■ What is expected: Print all records exactly, leaving nothing out.

■ Source records:
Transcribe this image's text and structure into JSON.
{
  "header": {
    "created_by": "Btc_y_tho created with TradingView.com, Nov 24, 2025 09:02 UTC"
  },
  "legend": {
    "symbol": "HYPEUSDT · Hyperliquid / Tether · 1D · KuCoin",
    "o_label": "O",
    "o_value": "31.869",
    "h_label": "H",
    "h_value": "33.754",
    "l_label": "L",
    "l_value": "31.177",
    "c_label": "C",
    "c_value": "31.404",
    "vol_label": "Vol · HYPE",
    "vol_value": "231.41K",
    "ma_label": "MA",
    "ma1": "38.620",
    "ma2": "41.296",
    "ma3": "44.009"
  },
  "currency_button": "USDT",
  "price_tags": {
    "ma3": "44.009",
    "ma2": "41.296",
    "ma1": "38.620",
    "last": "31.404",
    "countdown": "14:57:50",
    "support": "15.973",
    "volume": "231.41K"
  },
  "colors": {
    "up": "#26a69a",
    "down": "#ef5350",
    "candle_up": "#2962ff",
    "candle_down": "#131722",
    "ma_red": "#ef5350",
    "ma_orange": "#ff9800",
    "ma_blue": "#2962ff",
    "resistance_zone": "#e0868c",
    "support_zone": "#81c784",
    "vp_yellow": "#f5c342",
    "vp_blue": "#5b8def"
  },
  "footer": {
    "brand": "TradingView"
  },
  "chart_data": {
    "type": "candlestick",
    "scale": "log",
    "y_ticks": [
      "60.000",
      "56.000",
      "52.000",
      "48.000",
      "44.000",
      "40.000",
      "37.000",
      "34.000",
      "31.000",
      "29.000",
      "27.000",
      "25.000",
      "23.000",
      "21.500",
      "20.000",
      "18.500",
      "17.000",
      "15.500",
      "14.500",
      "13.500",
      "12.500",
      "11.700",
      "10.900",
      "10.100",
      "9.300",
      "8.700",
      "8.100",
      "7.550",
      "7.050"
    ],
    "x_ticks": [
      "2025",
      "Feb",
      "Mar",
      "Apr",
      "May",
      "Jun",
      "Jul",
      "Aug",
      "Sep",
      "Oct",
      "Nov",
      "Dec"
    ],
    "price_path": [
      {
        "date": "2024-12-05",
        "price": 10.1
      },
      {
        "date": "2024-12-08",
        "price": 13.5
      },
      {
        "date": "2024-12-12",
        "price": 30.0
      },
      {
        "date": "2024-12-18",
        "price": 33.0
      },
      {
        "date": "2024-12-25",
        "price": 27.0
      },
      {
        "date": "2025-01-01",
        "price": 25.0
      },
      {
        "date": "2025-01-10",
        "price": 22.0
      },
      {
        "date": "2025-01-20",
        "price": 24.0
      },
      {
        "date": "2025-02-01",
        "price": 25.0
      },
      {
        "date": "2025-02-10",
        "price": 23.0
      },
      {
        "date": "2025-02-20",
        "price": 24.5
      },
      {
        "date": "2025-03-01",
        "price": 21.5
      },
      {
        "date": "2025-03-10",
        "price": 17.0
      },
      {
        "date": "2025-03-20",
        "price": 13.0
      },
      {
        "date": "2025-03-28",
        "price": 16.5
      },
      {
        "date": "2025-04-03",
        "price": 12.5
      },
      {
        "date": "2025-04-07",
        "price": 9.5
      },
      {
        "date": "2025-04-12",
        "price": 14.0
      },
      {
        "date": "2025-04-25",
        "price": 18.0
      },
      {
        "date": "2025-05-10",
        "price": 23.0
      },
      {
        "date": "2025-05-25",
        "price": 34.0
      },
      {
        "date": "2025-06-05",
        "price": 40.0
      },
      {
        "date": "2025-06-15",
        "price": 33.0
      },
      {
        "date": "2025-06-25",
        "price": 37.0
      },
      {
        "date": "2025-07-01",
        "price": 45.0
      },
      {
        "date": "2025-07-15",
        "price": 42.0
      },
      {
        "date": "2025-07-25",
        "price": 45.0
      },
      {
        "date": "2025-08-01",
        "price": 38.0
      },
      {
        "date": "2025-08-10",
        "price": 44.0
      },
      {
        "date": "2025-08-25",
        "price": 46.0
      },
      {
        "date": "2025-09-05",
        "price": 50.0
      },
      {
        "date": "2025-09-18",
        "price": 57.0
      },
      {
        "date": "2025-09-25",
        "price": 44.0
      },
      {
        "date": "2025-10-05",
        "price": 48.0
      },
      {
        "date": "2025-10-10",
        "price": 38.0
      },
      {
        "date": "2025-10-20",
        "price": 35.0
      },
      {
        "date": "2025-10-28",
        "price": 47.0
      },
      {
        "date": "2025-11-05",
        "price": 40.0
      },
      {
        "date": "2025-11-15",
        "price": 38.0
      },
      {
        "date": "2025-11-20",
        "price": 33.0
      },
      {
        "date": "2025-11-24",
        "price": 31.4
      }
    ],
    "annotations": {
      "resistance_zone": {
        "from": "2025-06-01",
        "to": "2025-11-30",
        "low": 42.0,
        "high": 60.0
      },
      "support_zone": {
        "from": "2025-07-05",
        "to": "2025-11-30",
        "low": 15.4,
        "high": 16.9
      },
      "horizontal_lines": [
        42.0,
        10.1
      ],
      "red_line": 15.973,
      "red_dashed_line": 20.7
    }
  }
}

■ The result:
Transcribe this image's text and structure into JSON.
{
  "header": {
    "created_by": "Btc_y_tho created with TradingView.com, Nov 24, 2025 09:02 UTC"
  },
  "legend": {
    "symbol": "HYPEUSDT · Hyperliquid / Tether · 1D · KuCoin",
    "o_label": "O",
    "o_value": "31.869",
    "h_label": "H",
    "h_value": "33.754",
    "l_label": "L",
    "l_value": "31.177",
    "c_label": "C",
    "c_value": "31.404",
    "vol_label": "Vol · HYPE",
    "vol_value": "231.41K",
    "ma_label": "MA",
    "ma1": "38.620",
    "ma2": "41.296",
    "ma3": "44.009"
  },
  "currency_button": "USDT",
  "price_tags": {
    "ma3": "44.009",
    "ma2": "41.296",
    "ma1": "38.620",
    "last": "31.404",
    "countdown": "14:57:50",
    "support": "15.973",
    "volume": "231.41K"
  },
  "colors": {
    "up": "#26a69a",
    "down": "#ef5350",
    "candle_up": "#2962ff",
    "candle_down": "#131722",
    "ma_red": "#ef5350",
    "ma_orange": "#ff9800",
    "ma_blue": "#2962ff",
    "resistance_zone": "#e0868c",
    "support_zone": "#81c784",
    "vp_yellow": "#f5c342",
    "vp_blue": "#5b8def"
  },
  "footer": {
    "brand": "TradingView"
  },
  "chart_data": {
    "type": "candlestick",
    "scale": "log",
    "y_ticks": [
      "60.000",
      "56.000",
      "52.000",
      "48.000",
      "44.000",
      "40.000",
      "37.000",
      "34.000",
      "31.000",
      "29.000",
      "27.000",
      "25.000",
      "23.000",
      "21.500",
      "20.000",
      "18.500",
      "17.000",
      "15.500",
      "14.500",
      "13.500",
      "12.500",
      "11.700",
      "10.900",
      "10.100",
      "9.300",
      "8.700",
      "8.100",
      "7.550",
      "7.050"
    ],
    "x_ticks": [
      "2025",
      "Feb",
      "Mar",
      "Apr",
      "May",
      "Jun",
      "Jul",
      "Aug",
      "Sep",
      "Oct",
      "Nov",
      "Dec"
    ],
    "price_path": [
      {
        "date": "2024-12-05",
        "price": 10.1
      },
      {
        "date": "2024-12-08",
        "price": 13.5
      },
      {
        "date": "2024-12-12",
        "price": 30.0
      },
      {
        "date": "2024-12-18",
        "price": 33.0
      },
      {
        "date": "2024-12-25",
        "price": 27.0
      },
      {
        "date": "2025-01-01",
        "price": 25.0
      },
      {
        "date": "2025-01-10",
        "price": 22.0
      },
      {
        "date": "2025-01-20",
        "price": 24.0
      },
      {
        "date": "2025-02-01",
        "price": 25.0
      },
      {
        "date": "2025-02-10",
        "price": 23.0
      },
      {
        "date": "2025-02-20",
        "price": 24.5
      },
      {
        "date": "2025-03-01",
        "price": 21.5
      },
      {
        "date": "2025-03-10",
        "price": 17.0
      },
      {
        "date": "2025-03-20",
        "price": 13.0
      },
      {
        "date": "2025-03-28",
        "price": 16.5
      },
      {
        "date": "2025-04-03",
        "price": 12.5
      },
      {
        "date": "2025-04-07",
        "price": 9.5
      },
      {
        "date": "2025-04-12",
        "price": 14.0
      },
      {
        "date": "2025-04-25",
        "price": 18.0
      },
      {
        "date": "2025-05-10",
        "price": 23.0
      },
      {
        "date": "2025-05-25",
        "price": 34.0
      },
      {
        "date": "2025-06-05",
        "price": 40.0
      },
      {
        "date": "2025-06-15",
        "price": 33.0
      },
      {
        "date": "2025-06-25",
        "price": 37.0
      },
      {
        "date": "2025-07-01",
        "price": 45.0
      },
      {
        "date": "2025-07-15",
        "price": 42.0
      },
      {
        "date": "2025-07-25",
        "price": 45.0
      },
      {
        "date": "2025-08-01",
        "price": 38.0
      },
      {
        "date": "2025-08-10",
        "price": 44.0
      },
      {
        "date": "2025-08-25",
        "price": 46.0
      },
      {
        "date": "2025-09-05",
        "price": 50.0
      },
      {
        "date": "2025-09-18",
        "price": 57.0
      },
      {
        "date": "2025-09-25",
        "price": 44.0
      },
      {
        "date": "2025-10-05",
        "price": 48.0
      },
      {
        "date": "2025-10-10",
        "price": 38.0
      },
      {
        "date": "2025-10-20",
        "price": 35.0
      },
      {
        "date": "2025-10-28",
        "price": 47.0
      },
      {
        "date": "2025-11-05",
        "price": 40.0
      },
      {
        "date": "2025-11-15",
        "price": 38.0
      },
      {
        "date": "2025-11-20",
        "price": 33.0
      },
      {
        "date": "2025-11-24",
        "price": 31.4
      }
    ],
    "annotations": {
      "resistance_zone": {
        "from": "2025-06-01",
        "to": "2025-11-30",
        "low": 42.0,
        "high": 60.0
      },
      "support_zone": {
        "from": "2025-07-05",
        "to": "2025-11-30",
        "low": 15.4,
        "high": 16.9
      },
      "horizontal_lines": [
        42.0,
        10.1
      ],
      "red_line": 15.973,
      "red_dashed_line": 20.7
    }
  }
}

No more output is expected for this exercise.